ENTRIES SUPPLIED —
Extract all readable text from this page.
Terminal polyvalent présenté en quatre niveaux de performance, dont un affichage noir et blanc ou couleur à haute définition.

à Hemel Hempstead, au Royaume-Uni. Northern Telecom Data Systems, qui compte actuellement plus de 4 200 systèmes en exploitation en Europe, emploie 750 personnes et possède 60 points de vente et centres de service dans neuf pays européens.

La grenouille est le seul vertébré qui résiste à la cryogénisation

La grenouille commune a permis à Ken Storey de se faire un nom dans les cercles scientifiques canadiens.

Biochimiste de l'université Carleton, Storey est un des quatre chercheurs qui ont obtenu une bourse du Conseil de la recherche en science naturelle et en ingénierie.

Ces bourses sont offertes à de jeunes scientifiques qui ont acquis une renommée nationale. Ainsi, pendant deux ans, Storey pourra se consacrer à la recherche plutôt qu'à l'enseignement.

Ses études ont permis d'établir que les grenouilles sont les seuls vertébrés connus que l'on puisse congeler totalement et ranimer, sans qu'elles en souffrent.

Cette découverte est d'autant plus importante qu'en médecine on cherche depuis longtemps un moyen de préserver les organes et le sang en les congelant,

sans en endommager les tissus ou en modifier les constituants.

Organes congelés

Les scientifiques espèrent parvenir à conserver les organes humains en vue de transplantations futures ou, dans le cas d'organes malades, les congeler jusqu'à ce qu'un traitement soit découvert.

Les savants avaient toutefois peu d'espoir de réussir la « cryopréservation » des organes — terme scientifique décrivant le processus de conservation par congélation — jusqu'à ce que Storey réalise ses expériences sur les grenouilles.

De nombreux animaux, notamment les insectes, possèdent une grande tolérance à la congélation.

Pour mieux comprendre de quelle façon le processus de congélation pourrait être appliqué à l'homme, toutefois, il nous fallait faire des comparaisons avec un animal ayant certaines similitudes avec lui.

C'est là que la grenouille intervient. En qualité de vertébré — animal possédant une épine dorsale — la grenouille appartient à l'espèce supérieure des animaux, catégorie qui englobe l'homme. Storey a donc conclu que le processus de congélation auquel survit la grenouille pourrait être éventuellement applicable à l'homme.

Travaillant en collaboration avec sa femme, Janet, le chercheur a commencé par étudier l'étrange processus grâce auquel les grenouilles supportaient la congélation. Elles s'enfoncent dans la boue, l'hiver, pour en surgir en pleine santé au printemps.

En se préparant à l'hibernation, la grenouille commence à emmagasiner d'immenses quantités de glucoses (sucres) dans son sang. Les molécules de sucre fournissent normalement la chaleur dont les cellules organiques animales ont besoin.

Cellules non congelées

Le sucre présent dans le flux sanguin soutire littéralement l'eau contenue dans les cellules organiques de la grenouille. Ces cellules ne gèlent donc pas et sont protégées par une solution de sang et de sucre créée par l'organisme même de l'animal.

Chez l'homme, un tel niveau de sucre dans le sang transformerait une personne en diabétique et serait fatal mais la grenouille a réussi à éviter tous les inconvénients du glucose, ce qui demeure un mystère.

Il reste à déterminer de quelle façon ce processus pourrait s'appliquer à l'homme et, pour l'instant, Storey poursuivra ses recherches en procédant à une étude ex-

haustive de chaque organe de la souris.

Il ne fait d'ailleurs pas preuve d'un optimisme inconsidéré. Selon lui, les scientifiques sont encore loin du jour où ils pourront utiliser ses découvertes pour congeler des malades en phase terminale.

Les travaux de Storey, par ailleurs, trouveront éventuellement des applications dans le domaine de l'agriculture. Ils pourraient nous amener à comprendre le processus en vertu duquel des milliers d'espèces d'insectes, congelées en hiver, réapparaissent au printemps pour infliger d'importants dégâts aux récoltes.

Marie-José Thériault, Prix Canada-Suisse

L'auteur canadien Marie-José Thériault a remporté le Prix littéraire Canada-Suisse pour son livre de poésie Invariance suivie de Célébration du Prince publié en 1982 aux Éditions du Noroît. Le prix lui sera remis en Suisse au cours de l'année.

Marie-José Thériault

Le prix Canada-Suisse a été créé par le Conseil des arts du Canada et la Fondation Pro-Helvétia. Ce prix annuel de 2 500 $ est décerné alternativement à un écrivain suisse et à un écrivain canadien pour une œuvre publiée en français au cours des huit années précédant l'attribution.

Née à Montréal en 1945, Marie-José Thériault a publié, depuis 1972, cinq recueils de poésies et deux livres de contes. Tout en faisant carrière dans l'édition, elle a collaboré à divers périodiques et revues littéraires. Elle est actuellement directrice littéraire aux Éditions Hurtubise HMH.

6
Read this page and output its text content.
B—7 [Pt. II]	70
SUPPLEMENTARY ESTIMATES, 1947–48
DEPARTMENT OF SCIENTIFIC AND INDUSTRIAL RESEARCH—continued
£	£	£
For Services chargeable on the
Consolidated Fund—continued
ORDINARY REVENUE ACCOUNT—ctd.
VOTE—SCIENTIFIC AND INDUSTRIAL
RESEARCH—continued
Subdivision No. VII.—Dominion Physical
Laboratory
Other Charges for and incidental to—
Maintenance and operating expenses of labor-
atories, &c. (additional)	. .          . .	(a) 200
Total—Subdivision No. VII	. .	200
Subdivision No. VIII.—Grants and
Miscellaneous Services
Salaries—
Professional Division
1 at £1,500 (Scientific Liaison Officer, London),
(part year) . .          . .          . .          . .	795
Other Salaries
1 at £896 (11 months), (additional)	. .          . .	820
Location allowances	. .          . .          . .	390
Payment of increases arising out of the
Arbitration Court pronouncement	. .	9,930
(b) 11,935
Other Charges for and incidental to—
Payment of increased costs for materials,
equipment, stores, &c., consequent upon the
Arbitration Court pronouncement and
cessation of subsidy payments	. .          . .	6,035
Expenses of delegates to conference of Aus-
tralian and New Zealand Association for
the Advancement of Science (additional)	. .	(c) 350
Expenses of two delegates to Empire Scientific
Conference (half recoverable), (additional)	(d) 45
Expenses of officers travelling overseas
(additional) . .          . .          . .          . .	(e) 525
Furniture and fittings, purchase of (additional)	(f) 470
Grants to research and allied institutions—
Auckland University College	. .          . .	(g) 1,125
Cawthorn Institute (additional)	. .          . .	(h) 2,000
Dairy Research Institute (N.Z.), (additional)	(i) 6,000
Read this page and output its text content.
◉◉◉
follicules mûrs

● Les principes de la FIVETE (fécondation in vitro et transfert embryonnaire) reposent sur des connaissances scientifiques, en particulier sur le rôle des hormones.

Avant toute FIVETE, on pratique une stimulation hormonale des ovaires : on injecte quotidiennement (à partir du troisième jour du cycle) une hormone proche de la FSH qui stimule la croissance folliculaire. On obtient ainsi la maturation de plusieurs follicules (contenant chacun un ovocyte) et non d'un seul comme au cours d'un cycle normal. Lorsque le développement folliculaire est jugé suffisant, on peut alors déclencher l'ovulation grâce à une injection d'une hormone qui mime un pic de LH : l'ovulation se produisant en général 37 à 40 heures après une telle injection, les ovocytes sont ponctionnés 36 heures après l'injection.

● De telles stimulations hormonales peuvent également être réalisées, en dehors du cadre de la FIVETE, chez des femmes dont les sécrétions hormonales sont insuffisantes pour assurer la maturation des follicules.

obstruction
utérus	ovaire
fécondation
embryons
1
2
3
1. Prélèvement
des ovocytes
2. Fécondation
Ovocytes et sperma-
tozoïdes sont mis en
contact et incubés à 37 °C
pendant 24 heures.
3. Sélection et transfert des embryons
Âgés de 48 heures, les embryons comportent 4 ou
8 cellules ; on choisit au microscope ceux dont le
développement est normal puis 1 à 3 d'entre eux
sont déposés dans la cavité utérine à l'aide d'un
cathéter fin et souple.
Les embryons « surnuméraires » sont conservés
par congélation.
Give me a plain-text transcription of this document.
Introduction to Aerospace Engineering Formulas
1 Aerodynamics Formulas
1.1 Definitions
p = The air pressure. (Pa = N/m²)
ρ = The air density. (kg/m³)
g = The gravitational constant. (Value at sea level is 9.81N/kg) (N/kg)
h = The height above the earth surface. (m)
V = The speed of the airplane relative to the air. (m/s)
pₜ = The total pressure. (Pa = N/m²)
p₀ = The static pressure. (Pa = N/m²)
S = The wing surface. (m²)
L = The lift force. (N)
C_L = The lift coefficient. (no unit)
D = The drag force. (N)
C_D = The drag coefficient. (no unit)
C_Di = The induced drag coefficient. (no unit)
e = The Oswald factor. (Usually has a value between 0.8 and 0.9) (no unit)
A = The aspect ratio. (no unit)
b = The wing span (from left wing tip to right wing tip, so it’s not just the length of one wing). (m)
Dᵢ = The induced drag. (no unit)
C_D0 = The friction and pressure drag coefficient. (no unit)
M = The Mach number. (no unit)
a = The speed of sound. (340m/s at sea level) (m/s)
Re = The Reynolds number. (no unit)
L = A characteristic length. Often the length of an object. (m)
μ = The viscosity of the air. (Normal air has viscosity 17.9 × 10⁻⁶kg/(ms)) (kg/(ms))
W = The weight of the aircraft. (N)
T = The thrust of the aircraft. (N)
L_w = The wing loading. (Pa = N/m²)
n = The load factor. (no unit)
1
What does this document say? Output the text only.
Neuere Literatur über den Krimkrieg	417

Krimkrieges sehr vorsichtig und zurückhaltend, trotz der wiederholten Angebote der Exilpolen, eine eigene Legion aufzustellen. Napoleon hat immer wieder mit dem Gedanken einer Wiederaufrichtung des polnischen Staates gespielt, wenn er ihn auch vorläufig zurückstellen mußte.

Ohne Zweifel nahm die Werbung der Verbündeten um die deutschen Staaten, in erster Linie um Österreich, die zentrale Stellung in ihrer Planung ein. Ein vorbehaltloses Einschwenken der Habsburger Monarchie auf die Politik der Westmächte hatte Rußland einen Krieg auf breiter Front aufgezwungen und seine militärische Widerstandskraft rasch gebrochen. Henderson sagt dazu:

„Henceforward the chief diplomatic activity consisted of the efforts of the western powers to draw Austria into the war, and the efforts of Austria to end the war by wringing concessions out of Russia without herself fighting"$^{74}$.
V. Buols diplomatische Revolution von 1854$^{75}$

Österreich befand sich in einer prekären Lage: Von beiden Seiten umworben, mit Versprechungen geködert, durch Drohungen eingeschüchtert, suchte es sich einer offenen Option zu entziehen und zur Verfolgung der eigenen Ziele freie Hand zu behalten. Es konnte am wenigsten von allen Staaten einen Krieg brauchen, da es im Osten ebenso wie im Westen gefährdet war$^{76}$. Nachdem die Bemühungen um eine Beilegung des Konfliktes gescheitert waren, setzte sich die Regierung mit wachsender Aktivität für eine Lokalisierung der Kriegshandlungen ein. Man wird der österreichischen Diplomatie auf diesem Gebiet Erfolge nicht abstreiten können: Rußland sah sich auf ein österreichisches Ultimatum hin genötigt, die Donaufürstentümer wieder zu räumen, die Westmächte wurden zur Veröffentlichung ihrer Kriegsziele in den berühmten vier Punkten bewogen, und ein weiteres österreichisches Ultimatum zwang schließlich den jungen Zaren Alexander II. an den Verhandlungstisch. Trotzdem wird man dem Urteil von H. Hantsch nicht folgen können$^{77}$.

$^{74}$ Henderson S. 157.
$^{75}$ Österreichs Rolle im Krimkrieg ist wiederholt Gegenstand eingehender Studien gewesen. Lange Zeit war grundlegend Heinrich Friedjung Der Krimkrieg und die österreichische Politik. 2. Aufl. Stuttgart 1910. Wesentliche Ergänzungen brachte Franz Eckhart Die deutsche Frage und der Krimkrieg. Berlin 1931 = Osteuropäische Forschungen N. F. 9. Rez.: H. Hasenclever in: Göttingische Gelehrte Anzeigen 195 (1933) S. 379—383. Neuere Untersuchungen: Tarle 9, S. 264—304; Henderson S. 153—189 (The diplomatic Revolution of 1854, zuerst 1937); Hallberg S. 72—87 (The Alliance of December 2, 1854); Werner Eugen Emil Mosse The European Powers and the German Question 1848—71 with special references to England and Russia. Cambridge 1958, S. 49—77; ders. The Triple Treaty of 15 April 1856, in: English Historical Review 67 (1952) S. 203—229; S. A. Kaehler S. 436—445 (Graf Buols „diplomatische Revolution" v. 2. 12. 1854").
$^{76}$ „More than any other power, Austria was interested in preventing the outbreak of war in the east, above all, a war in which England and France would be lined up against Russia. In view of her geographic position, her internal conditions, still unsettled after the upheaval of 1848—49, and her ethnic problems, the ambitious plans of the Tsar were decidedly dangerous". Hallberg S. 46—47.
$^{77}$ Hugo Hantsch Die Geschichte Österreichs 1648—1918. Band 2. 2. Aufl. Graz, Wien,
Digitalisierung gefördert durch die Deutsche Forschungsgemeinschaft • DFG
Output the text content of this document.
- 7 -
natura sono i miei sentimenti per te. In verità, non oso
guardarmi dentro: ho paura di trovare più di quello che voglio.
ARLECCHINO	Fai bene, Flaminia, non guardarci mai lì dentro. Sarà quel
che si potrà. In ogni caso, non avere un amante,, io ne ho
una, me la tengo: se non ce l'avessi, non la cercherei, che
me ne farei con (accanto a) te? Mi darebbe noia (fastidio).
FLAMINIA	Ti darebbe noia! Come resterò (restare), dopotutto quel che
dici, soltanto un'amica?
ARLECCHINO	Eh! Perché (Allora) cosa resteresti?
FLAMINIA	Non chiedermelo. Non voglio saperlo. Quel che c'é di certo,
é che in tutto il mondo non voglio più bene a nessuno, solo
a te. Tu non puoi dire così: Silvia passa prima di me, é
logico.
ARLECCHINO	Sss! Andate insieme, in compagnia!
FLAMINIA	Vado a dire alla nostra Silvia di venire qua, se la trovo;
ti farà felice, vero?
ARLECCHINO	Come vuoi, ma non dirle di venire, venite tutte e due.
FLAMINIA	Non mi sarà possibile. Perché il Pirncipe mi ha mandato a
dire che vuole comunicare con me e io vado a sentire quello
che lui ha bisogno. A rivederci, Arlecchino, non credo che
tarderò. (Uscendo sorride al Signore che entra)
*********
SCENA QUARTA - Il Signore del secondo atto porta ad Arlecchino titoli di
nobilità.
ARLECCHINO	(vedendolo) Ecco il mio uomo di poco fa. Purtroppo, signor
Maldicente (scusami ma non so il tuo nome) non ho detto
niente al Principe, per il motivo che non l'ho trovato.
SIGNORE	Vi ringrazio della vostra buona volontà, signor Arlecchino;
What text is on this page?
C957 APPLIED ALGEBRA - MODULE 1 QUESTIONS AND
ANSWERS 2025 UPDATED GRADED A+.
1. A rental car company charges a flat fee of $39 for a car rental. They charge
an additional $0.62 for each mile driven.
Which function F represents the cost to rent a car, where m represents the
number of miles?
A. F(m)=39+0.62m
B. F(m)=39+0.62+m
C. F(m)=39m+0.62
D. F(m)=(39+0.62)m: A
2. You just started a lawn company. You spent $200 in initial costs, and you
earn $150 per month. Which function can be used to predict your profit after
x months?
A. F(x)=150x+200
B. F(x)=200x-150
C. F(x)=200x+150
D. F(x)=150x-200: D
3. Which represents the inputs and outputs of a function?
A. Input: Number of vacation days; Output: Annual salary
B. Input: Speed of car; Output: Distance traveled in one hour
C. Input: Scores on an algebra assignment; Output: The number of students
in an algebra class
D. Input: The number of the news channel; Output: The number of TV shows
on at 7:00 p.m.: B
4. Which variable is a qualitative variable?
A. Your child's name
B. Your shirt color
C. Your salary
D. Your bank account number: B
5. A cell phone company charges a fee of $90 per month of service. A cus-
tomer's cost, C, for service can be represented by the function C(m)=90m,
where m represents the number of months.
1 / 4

REQUIRED TASK — Lines containing the string "animaux" are to be selected and copied.

FINISHED EXERCISE —
De nombreux animaux, notamment les insectes, possèdent une grande tolérance à la congélation.
C'est là que la grenouille intervient. En qualité de vertébré — animal possédant une épine dorsale — la grenouille appartient à l'espèce supérieure des animaux, catégorie qui englobe l'homme. Storey a donc conclu que le processus de congélation auquel survit la grenouille pourrait être éventuellement applicable à l'homme.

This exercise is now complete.